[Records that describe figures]

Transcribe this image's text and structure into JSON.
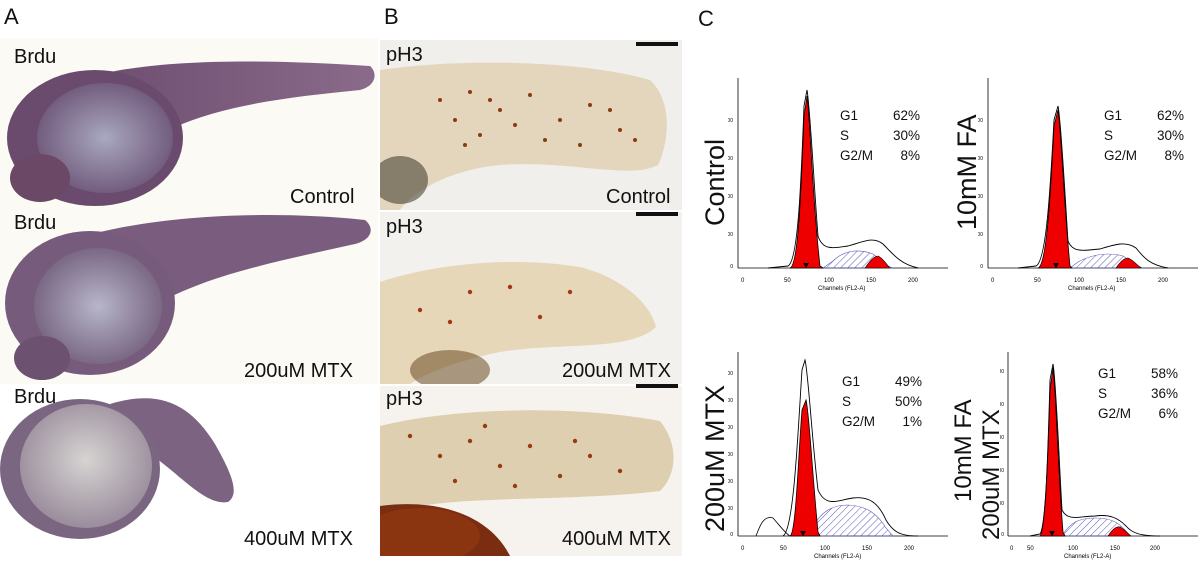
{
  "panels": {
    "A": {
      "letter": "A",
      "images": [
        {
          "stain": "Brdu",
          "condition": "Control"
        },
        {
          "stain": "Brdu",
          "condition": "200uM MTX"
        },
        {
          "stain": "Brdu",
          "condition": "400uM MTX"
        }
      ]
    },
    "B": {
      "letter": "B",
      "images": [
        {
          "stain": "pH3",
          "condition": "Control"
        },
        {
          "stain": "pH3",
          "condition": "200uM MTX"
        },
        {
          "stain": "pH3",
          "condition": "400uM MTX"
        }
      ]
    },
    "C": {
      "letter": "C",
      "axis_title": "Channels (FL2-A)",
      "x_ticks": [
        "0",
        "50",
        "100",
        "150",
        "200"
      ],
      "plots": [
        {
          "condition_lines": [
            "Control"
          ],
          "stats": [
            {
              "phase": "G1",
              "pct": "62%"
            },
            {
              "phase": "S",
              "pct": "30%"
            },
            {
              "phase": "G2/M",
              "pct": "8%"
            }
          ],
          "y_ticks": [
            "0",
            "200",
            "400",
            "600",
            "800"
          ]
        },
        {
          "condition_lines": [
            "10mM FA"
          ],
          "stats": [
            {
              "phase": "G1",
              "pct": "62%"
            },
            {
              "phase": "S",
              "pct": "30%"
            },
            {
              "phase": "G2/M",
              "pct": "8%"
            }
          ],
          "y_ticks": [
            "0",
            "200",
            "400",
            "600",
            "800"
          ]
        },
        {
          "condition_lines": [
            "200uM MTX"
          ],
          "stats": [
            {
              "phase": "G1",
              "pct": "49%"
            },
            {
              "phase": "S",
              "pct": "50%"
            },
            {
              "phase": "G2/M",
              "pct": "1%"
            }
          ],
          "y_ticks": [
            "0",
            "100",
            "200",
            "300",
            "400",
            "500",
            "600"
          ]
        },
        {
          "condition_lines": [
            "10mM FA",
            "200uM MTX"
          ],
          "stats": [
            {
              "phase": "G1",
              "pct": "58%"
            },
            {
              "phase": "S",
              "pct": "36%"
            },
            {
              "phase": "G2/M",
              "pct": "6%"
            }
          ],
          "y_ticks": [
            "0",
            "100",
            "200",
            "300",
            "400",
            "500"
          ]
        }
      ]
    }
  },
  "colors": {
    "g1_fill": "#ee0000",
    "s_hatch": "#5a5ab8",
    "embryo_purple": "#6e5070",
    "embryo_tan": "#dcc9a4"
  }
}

* * *

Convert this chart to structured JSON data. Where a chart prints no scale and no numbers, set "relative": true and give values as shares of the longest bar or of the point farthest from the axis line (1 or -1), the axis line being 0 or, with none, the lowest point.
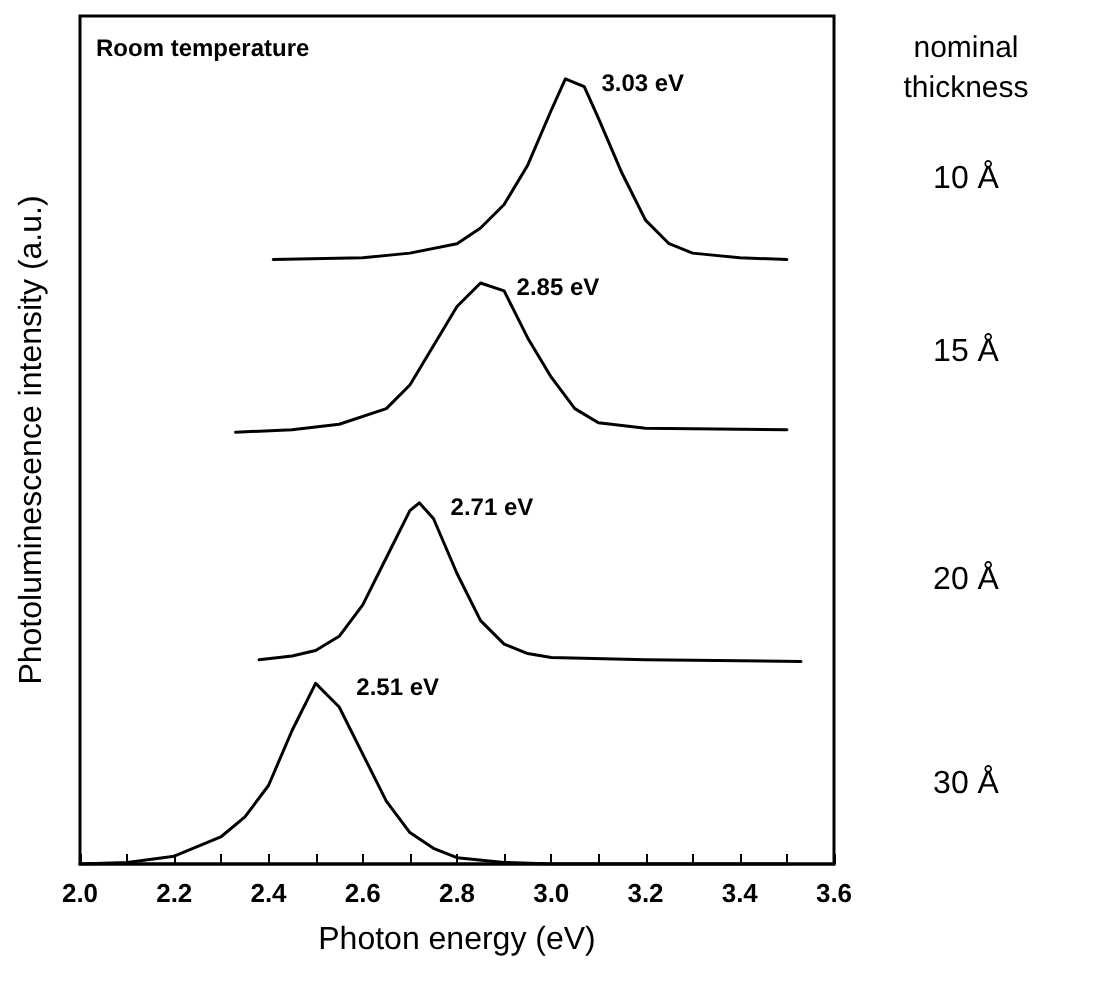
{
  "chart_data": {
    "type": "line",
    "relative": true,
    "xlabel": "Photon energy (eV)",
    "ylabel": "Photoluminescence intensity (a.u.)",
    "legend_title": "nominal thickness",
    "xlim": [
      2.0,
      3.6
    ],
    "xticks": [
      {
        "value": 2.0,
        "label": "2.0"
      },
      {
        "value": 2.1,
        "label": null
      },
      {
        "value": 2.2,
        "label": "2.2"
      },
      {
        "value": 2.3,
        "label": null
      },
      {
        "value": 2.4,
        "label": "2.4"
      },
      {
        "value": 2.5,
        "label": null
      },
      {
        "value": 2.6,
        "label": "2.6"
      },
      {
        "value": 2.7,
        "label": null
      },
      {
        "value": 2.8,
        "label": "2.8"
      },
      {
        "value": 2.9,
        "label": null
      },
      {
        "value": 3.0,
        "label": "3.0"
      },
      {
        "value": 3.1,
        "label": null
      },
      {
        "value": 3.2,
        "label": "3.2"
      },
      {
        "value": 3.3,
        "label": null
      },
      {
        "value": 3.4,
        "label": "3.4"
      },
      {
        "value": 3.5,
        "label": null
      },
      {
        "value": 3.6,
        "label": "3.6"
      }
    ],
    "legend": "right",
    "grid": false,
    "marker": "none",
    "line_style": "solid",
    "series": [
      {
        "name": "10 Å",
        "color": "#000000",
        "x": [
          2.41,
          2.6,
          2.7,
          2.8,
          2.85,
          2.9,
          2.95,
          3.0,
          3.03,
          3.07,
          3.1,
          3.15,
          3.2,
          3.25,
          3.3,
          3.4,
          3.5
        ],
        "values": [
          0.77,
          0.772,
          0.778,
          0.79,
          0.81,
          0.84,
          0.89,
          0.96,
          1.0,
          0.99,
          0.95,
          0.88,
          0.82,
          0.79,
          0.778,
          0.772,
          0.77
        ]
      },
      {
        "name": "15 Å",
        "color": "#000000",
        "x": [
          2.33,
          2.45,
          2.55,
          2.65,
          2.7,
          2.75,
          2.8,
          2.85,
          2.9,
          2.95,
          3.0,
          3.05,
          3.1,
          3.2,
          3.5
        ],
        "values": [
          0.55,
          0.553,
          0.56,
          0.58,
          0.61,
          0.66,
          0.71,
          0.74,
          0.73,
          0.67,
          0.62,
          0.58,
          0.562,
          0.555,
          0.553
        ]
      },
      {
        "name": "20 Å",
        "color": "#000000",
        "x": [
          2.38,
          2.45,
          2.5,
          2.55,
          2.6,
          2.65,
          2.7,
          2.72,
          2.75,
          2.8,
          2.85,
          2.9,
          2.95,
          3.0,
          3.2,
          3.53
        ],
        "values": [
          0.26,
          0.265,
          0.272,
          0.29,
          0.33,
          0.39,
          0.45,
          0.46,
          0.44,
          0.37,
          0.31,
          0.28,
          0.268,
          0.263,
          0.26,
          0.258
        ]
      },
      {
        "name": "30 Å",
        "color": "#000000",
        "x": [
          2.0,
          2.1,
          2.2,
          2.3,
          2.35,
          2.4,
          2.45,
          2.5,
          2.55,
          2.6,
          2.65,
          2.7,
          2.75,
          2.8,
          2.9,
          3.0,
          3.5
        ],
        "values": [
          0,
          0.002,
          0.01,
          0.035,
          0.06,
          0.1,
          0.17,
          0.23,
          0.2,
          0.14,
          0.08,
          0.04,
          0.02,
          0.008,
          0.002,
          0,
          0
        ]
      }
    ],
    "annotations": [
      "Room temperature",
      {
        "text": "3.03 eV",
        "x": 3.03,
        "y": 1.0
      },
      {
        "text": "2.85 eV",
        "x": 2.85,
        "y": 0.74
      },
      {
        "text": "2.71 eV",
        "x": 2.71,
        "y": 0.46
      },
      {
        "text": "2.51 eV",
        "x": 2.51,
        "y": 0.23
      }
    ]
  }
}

* * *

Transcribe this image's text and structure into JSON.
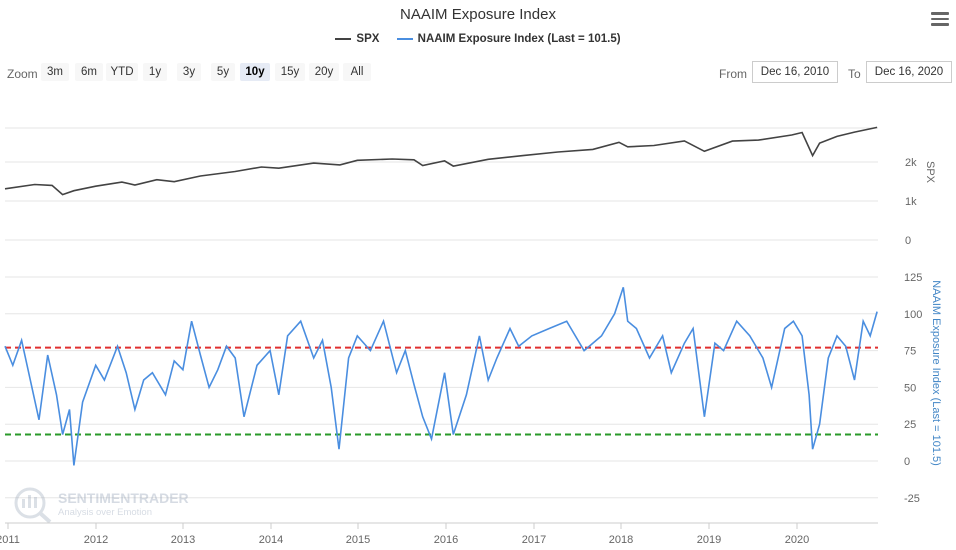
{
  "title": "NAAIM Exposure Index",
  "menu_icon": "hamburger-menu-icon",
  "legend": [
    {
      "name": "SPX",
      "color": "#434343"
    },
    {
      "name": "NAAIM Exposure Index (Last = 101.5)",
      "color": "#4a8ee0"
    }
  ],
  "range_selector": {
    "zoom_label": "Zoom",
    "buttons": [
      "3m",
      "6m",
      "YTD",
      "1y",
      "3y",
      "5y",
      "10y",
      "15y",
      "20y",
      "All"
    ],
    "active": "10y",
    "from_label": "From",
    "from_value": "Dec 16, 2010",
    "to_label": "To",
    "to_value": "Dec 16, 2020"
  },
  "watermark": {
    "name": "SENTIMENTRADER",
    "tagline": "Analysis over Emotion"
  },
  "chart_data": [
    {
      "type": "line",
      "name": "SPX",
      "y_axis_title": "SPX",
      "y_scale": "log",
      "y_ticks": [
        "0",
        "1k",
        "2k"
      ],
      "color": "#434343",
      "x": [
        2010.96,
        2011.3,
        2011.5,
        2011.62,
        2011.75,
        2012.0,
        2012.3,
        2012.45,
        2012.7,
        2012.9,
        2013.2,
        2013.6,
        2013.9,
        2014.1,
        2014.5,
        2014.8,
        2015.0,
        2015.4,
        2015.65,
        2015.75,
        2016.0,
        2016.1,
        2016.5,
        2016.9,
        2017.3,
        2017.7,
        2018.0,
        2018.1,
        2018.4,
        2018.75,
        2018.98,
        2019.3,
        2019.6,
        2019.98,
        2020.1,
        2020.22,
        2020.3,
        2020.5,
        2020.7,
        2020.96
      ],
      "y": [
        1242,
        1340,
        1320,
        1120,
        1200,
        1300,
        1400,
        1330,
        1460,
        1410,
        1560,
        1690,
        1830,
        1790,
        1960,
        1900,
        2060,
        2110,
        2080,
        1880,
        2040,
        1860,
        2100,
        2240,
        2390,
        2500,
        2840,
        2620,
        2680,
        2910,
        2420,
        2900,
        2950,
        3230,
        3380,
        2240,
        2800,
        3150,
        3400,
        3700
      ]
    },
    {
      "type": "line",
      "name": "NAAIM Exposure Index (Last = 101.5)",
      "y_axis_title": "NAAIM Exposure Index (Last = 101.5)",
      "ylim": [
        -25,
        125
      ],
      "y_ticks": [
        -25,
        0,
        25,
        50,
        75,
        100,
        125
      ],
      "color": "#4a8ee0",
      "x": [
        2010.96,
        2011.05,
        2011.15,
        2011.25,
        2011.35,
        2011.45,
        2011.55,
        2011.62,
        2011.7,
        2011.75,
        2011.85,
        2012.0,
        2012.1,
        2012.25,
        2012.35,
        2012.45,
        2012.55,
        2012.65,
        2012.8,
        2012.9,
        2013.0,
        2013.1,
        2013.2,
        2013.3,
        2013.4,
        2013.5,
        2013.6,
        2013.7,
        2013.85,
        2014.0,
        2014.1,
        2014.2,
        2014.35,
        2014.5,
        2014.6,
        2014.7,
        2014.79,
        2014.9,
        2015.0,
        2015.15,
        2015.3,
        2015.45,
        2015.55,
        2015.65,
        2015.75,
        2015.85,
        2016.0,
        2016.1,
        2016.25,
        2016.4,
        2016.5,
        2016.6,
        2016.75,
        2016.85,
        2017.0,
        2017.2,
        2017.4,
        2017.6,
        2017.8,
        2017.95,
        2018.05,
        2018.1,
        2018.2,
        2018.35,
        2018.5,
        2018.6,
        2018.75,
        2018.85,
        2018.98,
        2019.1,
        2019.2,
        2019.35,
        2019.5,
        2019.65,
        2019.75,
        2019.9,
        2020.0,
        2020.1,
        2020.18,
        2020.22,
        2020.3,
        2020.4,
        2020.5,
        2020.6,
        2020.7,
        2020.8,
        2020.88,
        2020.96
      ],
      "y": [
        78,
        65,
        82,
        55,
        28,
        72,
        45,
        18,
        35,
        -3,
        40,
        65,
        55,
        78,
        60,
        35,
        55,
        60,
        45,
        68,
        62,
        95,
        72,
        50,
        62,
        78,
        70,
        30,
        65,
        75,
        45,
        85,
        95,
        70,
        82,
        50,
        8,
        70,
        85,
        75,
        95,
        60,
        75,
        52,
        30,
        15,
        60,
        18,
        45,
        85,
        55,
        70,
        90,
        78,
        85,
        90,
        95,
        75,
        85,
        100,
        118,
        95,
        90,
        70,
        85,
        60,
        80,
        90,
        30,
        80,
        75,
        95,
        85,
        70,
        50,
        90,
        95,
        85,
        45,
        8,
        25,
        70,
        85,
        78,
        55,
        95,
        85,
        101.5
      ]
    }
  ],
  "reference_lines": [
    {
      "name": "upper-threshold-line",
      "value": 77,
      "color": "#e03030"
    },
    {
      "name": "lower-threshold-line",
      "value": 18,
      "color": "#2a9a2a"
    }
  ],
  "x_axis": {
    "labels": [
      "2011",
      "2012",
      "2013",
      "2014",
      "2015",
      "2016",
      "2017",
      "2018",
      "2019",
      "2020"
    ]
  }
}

Exercise objective:
Please list every line of the records that contains "Index".

Response to this task:
  "title": "NAAIM Exposure Index",
      "name": "NAAIM Exposure Index (Last = 101.5)",
      "name": "NAAIM Exposure Index (Last = 101.5)",
      "y_axis_title": "NAAIM Exposure Index (Last = 101.5)",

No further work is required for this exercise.